Task item
In the excerpt on medical payback service, how many years of service does the bill require, and within what time frame?

━━ Selected excerpt

The value of the Commonwealth support for the medical qualifications is of some $88,000 to $132,000, depending on whether it is a four-year postgraduate medical degree or six-year undergraduate degree. It's unacceptable that, after receiving so much financial support from the Australian taxpayer for a qualification that is well regarded and will lead to significant earnings in the private sector over the length of their career, the graduate spends such a relatively short period of time in a haphazard way repaying the Commonwealth and the taxpayer for their financial support.

This bill makes a further change by initiating a compromised time period, increasing the required payback service to three years to be completed within 18 years from when the formal medical studies are completed. This change would also fail in providing continuity of support for the needy communities. It fails to encourage the development of relationships between the members of the community and their doctor. We all know how important it is to have longevity of relationship with your doctor and to develop trust over time. The doctor-patient relationship is one that is intimate, very personal and vital as the patient negotiates the many ups and downs and challenges of their health and family relationships over time. It is absolutely more desirable to have a doctor in a community who has taken time to become part of the community, to develop relationships and to build trust. In some cases, they meet a local, fall in love, buy a house, get married and maybe start a family. To require just three years of payback service completed over 18 years is rather counterproductive.

━━━━
━━ Listed entries

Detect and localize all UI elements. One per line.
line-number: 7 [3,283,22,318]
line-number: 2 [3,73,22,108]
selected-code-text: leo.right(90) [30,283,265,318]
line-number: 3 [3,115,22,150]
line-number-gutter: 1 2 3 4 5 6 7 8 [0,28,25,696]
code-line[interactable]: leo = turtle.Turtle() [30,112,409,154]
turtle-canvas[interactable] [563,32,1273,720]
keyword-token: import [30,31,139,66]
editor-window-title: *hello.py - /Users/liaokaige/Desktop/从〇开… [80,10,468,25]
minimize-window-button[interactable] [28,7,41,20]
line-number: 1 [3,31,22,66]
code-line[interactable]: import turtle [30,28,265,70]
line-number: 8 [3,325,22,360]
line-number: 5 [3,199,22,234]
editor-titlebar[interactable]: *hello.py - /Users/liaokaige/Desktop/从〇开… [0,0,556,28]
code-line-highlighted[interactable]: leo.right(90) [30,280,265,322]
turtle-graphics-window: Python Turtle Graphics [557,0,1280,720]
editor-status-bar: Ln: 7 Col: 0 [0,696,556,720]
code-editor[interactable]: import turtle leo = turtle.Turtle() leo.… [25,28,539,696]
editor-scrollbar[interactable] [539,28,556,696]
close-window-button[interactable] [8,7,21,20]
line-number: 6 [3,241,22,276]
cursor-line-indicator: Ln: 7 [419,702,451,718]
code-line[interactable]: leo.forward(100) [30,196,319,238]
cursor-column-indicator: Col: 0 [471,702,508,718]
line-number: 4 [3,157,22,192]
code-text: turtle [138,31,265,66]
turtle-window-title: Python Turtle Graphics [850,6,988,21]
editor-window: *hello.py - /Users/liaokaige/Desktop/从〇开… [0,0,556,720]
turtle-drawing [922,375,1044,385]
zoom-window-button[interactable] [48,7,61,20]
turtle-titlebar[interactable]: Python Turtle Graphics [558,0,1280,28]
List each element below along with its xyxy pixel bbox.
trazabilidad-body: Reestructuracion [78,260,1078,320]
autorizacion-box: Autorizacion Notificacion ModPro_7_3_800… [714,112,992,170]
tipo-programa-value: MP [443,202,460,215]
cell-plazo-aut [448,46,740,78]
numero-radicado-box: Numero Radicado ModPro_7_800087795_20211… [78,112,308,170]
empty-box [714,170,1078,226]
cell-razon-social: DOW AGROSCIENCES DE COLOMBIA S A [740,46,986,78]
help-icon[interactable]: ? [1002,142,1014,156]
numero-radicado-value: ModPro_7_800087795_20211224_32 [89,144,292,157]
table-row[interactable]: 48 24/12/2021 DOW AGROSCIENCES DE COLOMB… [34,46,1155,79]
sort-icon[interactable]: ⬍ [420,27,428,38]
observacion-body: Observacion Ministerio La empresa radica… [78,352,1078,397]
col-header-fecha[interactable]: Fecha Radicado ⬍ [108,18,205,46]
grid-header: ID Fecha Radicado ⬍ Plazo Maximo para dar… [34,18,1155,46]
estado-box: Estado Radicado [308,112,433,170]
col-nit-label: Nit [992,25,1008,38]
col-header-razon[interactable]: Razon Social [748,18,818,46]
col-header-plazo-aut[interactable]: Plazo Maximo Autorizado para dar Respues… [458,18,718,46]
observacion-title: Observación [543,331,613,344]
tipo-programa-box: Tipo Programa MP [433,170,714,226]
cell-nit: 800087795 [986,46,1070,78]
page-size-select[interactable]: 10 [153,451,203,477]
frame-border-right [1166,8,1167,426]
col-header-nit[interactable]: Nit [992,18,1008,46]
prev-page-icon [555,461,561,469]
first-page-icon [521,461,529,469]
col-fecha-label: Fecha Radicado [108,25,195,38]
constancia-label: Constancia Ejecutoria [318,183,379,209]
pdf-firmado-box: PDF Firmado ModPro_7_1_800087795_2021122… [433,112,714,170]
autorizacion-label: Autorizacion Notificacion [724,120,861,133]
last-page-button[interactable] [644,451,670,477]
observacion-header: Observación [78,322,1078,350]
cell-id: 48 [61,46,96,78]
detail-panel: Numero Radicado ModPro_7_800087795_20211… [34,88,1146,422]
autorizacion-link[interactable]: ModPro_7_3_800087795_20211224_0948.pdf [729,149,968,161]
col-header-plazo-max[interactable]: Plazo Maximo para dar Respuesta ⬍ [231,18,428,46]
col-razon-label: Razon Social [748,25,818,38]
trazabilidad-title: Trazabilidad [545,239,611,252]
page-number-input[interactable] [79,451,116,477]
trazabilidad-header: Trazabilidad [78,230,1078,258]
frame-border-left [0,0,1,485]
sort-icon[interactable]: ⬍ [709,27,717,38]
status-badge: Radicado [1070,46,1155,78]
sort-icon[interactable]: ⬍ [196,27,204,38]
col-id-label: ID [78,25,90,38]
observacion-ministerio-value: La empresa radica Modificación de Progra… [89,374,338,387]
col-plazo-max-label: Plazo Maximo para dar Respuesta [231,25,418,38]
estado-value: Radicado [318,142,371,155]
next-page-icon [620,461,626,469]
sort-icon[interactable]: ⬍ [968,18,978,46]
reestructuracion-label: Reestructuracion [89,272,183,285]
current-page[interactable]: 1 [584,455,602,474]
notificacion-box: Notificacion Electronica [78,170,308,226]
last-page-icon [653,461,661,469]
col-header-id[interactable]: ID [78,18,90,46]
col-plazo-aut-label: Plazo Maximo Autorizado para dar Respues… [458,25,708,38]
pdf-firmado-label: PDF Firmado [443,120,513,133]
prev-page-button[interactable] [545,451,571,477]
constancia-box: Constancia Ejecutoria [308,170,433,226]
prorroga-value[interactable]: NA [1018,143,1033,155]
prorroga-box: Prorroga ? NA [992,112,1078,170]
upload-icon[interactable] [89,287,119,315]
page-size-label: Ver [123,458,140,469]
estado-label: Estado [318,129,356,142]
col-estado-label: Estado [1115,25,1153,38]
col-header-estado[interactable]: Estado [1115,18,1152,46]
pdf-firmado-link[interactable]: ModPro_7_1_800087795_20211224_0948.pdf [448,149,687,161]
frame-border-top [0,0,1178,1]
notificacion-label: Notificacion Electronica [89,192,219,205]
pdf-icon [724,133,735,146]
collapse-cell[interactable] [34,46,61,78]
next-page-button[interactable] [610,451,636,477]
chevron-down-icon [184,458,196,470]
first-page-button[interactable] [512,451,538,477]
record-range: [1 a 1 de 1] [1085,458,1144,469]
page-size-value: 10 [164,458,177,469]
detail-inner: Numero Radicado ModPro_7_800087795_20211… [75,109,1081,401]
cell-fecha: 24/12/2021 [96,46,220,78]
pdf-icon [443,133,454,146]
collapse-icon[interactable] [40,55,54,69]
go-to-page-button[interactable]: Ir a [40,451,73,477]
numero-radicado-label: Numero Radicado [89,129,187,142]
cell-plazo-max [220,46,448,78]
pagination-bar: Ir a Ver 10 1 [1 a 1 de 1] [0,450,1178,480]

━━━━

Solution below
Three years, completed within 18 years from when formal medical studies are completed.